— EXCERPTED PASSAGE —
::::
Assistant Examiner: Zarabian; Amir
Attorney, Agent or Firm: Spensley Horn Jubas &
Lubitz
Claims
What is claimed is:
1. A method for operating a fluorescent lamp having a starter with
power supplied by a battery comprising:
generating an alternating current from energy supplied by the
battery;
supplying the alternating current as a starting current to the lamp
for a selected period of time; and
at the end of the selected period of time, generating a direct
current from the alternating current by effecting half-wave
rectification of the alternating current, and supplying the direct
current to the lamp in place of the alternating current.
2. A method as defined in claim 1 further comprising, at the end of
the selected period of time, reducing the pere level of the
alternating current.
3. A method as defined in claim 1 wherein said step of generating a
direct current further comprises smoothing the current resulting
from the half-wave rectification.
4. A method as defined in claim 1 wherein said step of generating
alternating current is performed by an inverter connected to
received an operating current and a bias current from the battery,
and further comprising, at the end of the selected period of time,
reducing the level of the bias current supplied by the battery to
the inverter.
5. A circuit for operating a fluorescent lamp having a starter with
power supplied by a battery comprising:
means for generating an alternating current from energy supplied by
the battery;
means connected for supplying the alternating current as a starting
current to the lamp for a selected period of time; and
means including a half-wave rectifier connected for generating, at
the end of the selected period of time, a direct current from the
alternating current and supplying the direct current to the lamp in
place of the alternating current.
6. A circuit as defined in claim 5 wherein said means for supplying
the alternating current comprise: a timer having an input connected
to receive an input voltage for producing an output signal for a
selected period of time after the start of reception of the input
voltage; and first switch means connected to be controlled by the
timer output signal for connecting the lamp directly to said means
for generating an alternating current while the output signal is
being produced and for connecting the lamp to said means for
generating a direct current upon disappearance of the output
signal.
::::
— INSTRUCTION 1 —
In the fluorescent lamp patent claims, how is the direct current produced from the alternating current at the end of the selected period of time?
— INSTRUCTION 2 —
Continue the fluorescent lamp patent claims from the point where they stop.
::::
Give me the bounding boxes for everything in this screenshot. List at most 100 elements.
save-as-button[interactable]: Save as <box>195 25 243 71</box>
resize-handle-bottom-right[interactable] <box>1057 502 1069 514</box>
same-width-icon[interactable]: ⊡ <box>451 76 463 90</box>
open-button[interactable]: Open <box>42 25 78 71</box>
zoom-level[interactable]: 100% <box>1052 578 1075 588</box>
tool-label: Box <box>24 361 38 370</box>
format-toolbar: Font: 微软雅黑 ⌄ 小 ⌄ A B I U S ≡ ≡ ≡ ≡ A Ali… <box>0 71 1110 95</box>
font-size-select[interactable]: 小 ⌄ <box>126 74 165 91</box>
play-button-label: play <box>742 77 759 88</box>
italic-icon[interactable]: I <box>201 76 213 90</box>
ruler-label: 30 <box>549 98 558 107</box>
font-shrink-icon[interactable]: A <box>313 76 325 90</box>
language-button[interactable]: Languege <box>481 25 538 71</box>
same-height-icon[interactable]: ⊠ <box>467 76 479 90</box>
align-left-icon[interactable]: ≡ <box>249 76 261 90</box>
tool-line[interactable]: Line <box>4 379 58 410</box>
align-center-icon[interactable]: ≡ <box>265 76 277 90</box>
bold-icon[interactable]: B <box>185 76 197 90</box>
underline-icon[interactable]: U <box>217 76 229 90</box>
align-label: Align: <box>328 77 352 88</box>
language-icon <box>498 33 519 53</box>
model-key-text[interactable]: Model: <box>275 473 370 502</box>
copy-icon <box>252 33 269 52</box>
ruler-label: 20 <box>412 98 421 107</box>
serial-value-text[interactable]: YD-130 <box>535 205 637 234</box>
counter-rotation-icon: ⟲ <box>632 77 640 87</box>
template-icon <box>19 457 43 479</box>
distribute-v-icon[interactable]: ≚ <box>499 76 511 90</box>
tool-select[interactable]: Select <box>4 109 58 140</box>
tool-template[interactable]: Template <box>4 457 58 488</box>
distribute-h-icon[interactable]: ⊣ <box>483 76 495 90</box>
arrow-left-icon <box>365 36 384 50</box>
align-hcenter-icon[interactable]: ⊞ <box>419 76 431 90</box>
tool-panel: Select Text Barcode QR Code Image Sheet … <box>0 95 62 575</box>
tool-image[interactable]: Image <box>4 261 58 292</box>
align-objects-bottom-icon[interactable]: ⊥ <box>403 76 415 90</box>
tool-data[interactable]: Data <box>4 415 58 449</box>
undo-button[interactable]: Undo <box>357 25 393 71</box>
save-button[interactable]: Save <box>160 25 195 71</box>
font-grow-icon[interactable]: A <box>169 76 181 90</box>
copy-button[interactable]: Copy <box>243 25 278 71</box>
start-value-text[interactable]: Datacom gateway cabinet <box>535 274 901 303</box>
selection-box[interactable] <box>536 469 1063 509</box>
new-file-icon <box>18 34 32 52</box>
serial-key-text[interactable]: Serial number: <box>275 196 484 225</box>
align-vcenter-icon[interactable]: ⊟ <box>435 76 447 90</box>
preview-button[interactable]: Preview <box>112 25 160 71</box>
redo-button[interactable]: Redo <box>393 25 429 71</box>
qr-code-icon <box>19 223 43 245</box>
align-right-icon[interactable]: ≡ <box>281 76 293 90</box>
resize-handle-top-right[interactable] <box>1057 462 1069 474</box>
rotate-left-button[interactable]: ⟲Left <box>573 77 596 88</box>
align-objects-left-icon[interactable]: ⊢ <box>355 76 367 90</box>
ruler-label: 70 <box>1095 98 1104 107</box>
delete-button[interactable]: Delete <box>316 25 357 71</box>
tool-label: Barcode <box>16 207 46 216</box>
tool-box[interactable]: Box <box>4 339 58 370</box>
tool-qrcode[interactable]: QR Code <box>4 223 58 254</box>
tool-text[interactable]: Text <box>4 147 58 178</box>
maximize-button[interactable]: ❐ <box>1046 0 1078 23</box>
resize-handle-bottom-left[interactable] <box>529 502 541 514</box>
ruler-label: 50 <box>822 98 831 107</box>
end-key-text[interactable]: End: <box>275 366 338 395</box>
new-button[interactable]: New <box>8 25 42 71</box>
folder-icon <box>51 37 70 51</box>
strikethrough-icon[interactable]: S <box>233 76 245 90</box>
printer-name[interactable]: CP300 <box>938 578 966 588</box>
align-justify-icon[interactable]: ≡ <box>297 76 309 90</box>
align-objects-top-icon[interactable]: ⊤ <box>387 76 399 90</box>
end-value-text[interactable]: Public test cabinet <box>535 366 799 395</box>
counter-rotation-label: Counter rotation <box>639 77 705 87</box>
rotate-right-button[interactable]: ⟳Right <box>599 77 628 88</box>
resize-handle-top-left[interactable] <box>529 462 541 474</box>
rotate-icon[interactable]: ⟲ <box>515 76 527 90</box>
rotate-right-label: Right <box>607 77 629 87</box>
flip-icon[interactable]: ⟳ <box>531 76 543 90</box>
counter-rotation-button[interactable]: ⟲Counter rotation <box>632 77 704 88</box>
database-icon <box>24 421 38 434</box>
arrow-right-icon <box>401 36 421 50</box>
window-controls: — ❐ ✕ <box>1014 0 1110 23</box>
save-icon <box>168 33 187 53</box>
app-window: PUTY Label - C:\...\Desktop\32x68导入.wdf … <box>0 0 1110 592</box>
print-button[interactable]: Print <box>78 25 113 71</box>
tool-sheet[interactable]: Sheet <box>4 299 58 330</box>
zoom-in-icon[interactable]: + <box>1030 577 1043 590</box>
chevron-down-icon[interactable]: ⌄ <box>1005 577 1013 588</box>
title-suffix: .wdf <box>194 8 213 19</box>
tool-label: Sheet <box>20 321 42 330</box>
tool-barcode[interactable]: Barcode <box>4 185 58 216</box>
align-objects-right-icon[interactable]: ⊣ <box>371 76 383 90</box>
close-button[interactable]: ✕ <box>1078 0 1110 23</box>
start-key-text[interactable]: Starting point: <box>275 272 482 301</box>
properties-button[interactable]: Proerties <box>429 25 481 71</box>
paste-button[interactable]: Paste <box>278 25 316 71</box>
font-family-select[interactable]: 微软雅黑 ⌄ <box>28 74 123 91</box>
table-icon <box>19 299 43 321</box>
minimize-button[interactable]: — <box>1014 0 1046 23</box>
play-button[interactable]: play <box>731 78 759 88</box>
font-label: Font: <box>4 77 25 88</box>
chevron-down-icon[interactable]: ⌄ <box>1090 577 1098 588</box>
::::
— OUTPUT 1 —
By effecting half-wave rectification of the alternating current.

— OUTPUT 2 —
7. A circuit as defined in claim 6 wherein said means for
generating an alternating current comprise an inverter having an
output.
8. A circuit as defined in claim 7 wherein said inverter is
connected to received a bias current from the battery, and said
timer comprises means connected to said inverter for reducing the
level of bias current supplied to said inverter after disappearance
of the output signal.
9. A circuit as defined in claim 5 wherein said means for
generating a direct current signal further comprise: an inductance
connected for conducting the direct current to the lamp.
10. A circuit as defined in claim 9 wherein said means for
generating a direct current further comprise a capacitance
connected in parallel with a portion of said inductance.
11. A circuit as defined in claim 5 wherein said means for
generating a direct current further comprise smoothing means for
smoothing the current from said rectifier.
Description
BACKGROUND OF THE INVENTION
The present invention relates to power supplies for fluorescent
lamps, and particularly for emergency operation of fluorescent
lamps under battery power in the event of failure of a primary
power supply.
While the provision of a battery back-up system for incandescent
lamps is a relatively simple matter, emergency operation of
fluorescent lamps under battery power poses certain difficulties,
including those associated with the special starting requirements
of fluorescent lamps.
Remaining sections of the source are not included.